> _REQUIRED WORK_
Give the number of lines that hold the string "equity". Nothing else is needed.

[Records about charts and figures]

-------

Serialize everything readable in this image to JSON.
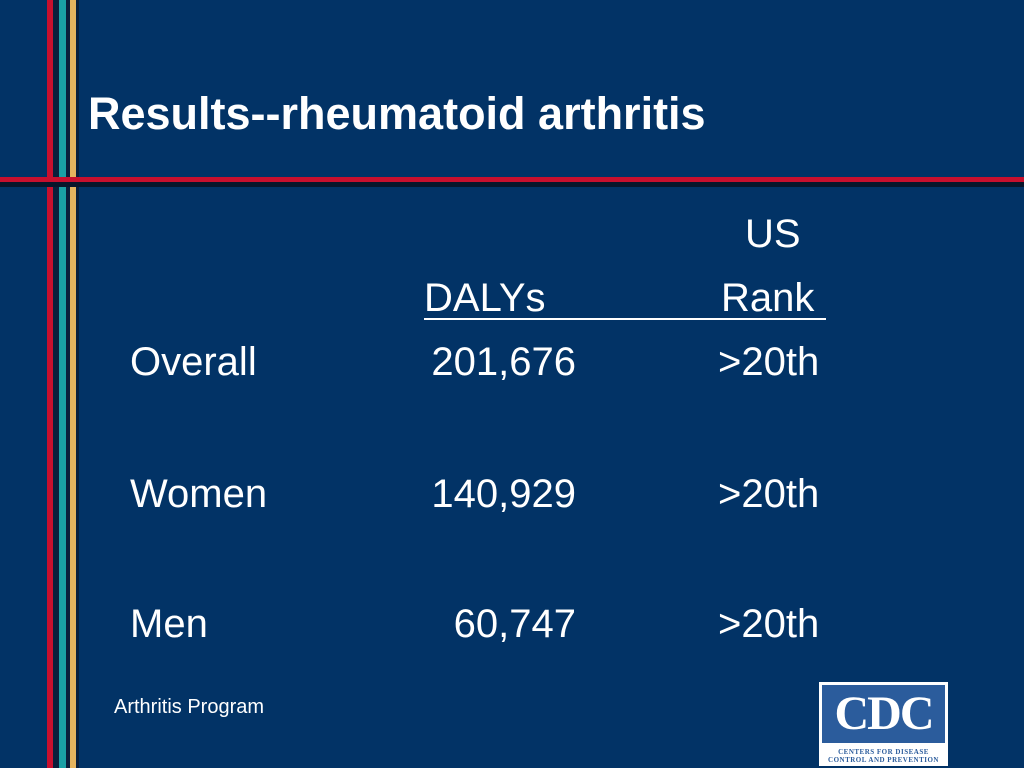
{
  "slide": {
    "title": "Results--rheumatoid arthritis",
    "footer": "Arthritis Program"
  },
  "table": {
    "headers": {
      "dalys": "DALYs",
      "us_rank_line1": "US",
      "us_rank_line2": "Rank"
    },
    "rows": [
      {
        "label": "Overall",
        "dalys": "201,676",
        "rank": ">20th"
      },
      {
        "label": "Women",
        "dalys": "140,929",
        "rank": ">20th"
      },
      {
        "label": "Men",
        "dalys": "60,747",
        "rank": ">20th"
      }
    ]
  },
  "logo": {
    "name": "CDC",
    "subtitle_line1": "CENTERS FOR DISEASE",
    "subtitle_line2": "CONTROL AND PREVENTION"
  },
  "colors": {
    "background": "#023366",
    "accent_red": "#c8102e",
    "accent_teal": "#1aa0a5",
    "accent_gold": "#e6b45e",
    "logo_blue": "#2b5c9c"
  }
}
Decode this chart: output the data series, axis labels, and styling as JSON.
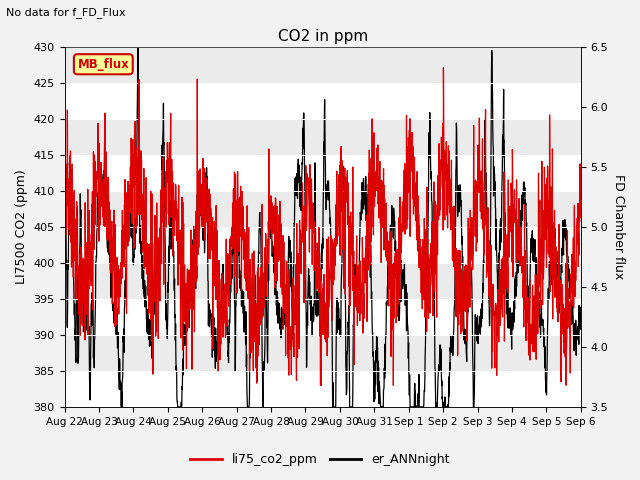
{
  "title": "CO2 in ppm",
  "subtitle": "No data for f_FD_Flux",
  "ylabel_left": "LI7500 CO2 (ppm)",
  "ylabel_right": "FD Chamber flux",
  "ylim_left": [
    380,
    430
  ],
  "ylim_right": [
    3.5,
    6.5
  ],
  "yticks_left": [
    380,
    385,
    390,
    395,
    400,
    405,
    410,
    415,
    420,
    425,
    430
  ],
  "yticks_right": [
    3.5,
    4.0,
    4.5,
    5.0,
    5.5,
    6.0,
    6.5
  ],
  "xtick_labels": [
    "Aug 22",
    "Aug 23",
    "Aug 24",
    "Aug 25",
    "Aug 26",
    "Aug 27",
    "Aug 28",
    "Aug 29",
    "Aug 30",
    "Aug 31",
    "Sep 1",
    "Sep 2",
    "Sep 3",
    "Sep 4",
    "Sep 5",
    "Sep 6"
  ],
  "legend_label1": "li75_co2_ppm",
  "legend_label2": "er_ANNnight",
  "legend_box_label": "MB_flux",
  "legend_box_color": "#cc0000",
  "legend_box_bg": "#ffff99",
  "line1_color": "#dd0000",
  "line2_color": "#000000",
  "bg_light": "#ebebeb",
  "bg_dark": "#d8d8d8",
  "gridcolor": "#ffffff"
}
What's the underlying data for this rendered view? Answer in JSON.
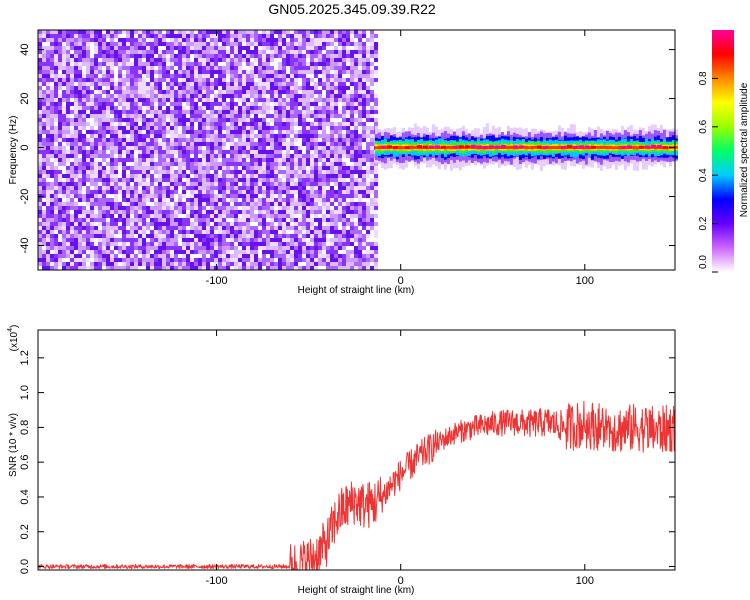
{
  "title": "GN05.2025.345.09.39.R22",
  "chart_data": [
    {
      "type": "heatmap",
      "title": "",
      "xlabel": "Height of straight line (km)",
      "ylabel": "Frequency (Hz)",
      "xlim": [
        -197,
        149
      ],
      "ylim": [
        -50,
        48
      ],
      "xticks": [
        -100,
        0,
        100
      ],
      "yticks": [
        -40,
        -20,
        0,
        20,
        40
      ],
      "noise_region": {
        "x": [
          -197,
          -14
        ],
        "y": [
          -50,
          48
        ]
      },
      "signal_band": {
        "x_start": -14,
        "x_end": 149,
        "center_freq": 0,
        "half_width": 4
      },
      "colorbar": {
        "label": "Normalized spectral amplitude",
        "range": [
          0.0,
          1.0
        ],
        "ticks": [
          0.0,
          0.2,
          0.4,
          0.6,
          0.8
        ],
        "tick_labels": [
          "0.0",
          "0.2",
          "0.4",
          "0.6",
          "0.8"
        ],
        "colors": [
          "#ffffff",
          "#cc66ff",
          "#6600ff",
          "#0000ff",
          "#00ccff",
          "#00ff66",
          "#99ff00",
          "#ffff00",
          "#ff8800",
          "#ff0000",
          "#ff0099"
        ]
      },
      "grid": false
    },
    {
      "type": "line",
      "title": "",
      "xlabel": "Height of straight line (km)",
      "ylabel": "SNR (10 * v/v)",
      "y_multiplier_label": "(x10",
      "y_multiplier_exp": "4",
      "y_multiplier_close": ")",
      "xlim": [
        -197,
        149
      ],
      "ylim": [
        -0.02,
        1.36
      ],
      "xticks": [
        -100,
        0,
        100
      ],
      "yticks": [
        0.0,
        0.2,
        0.4,
        0.6,
        0.8,
        1.0,
        1.2
      ],
      "ytick_labels": [
        "0.0",
        "0.2",
        "0.4",
        "0.6",
        "0.8",
        "1.0",
        "1.2"
      ],
      "series": [
        {
          "color": "#ee3333",
          "x": [
            -197,
            -150,
            -100,
            -60,
            -55,
            -50,
            -45,
            -40,
            -37,
            -35,
            -32,
            -30,
            -27,
            -25,
            -22,
            -20,
            -15,
            -10,
            -5,
            0,
            5,
            10,
            20,
            30,
            40,
            50,
            60,
            70,
            80,
            90,
            100,
            110,
            120,
            130,
            140,
            149
          ],
          "y": [
            0.0,
            0.0,
            0.0,
            0.0,
            0.01,
            0.03,
            0.07,
            0.14,
            0.22,
            0.28,
            0.32,
            0.34,
            0.36,
            0.38,
            0.36,
            0.35,
            0.36,
            0.4,
            0.47,
            0.53,
            0.58,
            0.63,
            0.71,
            0.77,
            0.8,
            0.82,
            0.83,
            0.82,
            0.83,
            0.8,
            0.82,
            0.8,
            0.79,
            0.8,
            0.78,
            0.8
          ]
        }
      ],
      "grid": false
    }
  ]
}
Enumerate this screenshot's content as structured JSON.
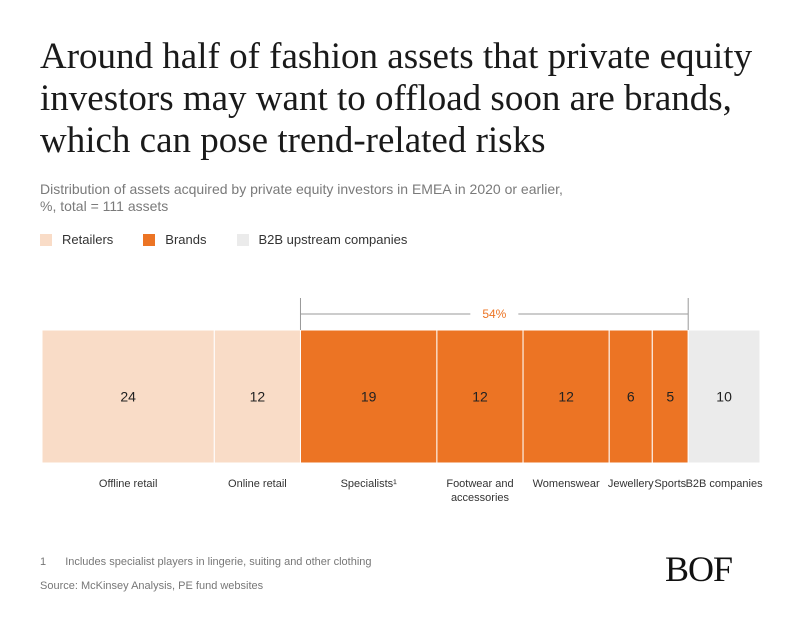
{
  "title": "Around half of fashion assets that private equity investors may want to offload soon are brands, which can pose trend-related risks",
  "subtitle_line1": "Distribution of assets acquired by private equity investors in EMEA in 2020 or earlier,",
  "subtitle_line2": "%, total = 111 assets",
  "legend": [
    {
      "label": "Retailers",
      "color": "#f9dcc7"
    },
    {
      "label": "Brands",
      "color": "#ec7424"
    },
    {
      "label": "B2B upstream companies",
      "color": "#ebebeb"
    }
  ],
  "chart_data": {
    "type": "bar",
    "orientation": "horizontal-stacked-100",
    "total_label": "54%",
    "total_label_group": "Brands",
    "segments": [
      {
        "label": "Offline retail",
        "value": 24,
        "group": "Retailers"
      },
      {
        "label": "Online retail",
        "value": 12,
        "group": "Retailers"
      },
      {
        "label": "Specialists¹",
        "value": 19,
        "group": "Brands"
      },
      {
        "label": "Footwear and accessories",
        "value": 12,
        "group": "Brands"
      },
      {
        "label": "Womenswear",
        "value": 12,
        "group": "Brands"
      },
      {
        "label": "Jewellery",
        "value": 6,
        "group": "Brands"
      },
      {
        "label": "Sports",
        "value": 5,
        "group": "Brands"
      },
      {
        "label": "B2B companies",
        "value": 10,
        "group": "B2B upstream companies"
      }
    ]
  },
  "footnote_number": "1",
  "footnote_text": "Includes specialist players in lingerie, suiting and other clothing",
  "source": "Source: McKinsey Analysis, PE fund websites",
  "logo_text": "BOF"
}
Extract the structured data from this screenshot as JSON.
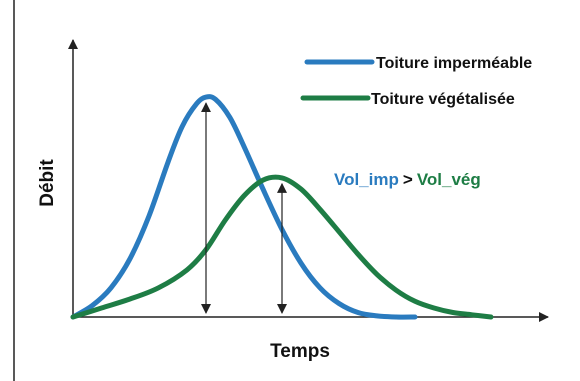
{
  "chart_data": {
    "type": "line",
    "title": "",
    "xlabel": "Temps",
    "ylabel": "Débit",
    "xlim": [
      0,
      100
    ],
    "ylim": [
      0,
      100
    ],
    "grid": false,
    "legend_placement": "top-right",
    "annotation": {
      "lhs": "Vol_imp",
      "op": ">",
      "rhs": "Vol_vég"
    },
    "series": [
      {
        "name": "Toiture imperméable",
        "color": "#2a7bbf",
        "x": [
          0,
          4,
          8,
          12,
          16,
          20,
          23,
          26,
          28,
          30,
          33,
          36,
          40,
          44,
          48,
          52,
          56,
          60,
          64,
          68,
          72
        ],
        "y": [
          0,
          5,
          13,
          26,
          45,
          69,
          85,
          95,
          98,
          97,
          89,
          76,
          57,
          39,
          24,
          13,
          6,
          2,
          0.5,
          0,
          0
        ]
      },
      {
        "name": "Toiture végétalisée",
        "color": "#1e7d45",
        "x": [
          0,
          6,
          12,
          18,
          24,
          28,
          32,
          36,
          40,
          44,
          48,
          52,
          56,
          60,
          64,
          68,
          72,
          76,
          80,
          84,
          88
        ],
        "y": [
          0,
          4,
          8,
          13,
          21,
          30,
          43,
          54,
          61,
          62,
          57,
          48,
          38,
          28,
          19,
          12,
          7,
          4,
          2,
          1,
          0
        ]
      }
    ],
    "peak_markers": [
      {
        "series": "Toiture imperméable",
        "x": 28,
        "y": 98
      },
      {
        "series": "Toiture végétalisée",
        "x": 44,
        "y": 62
      }
    ]
  }
}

-------

> _IN RESPONSE_
2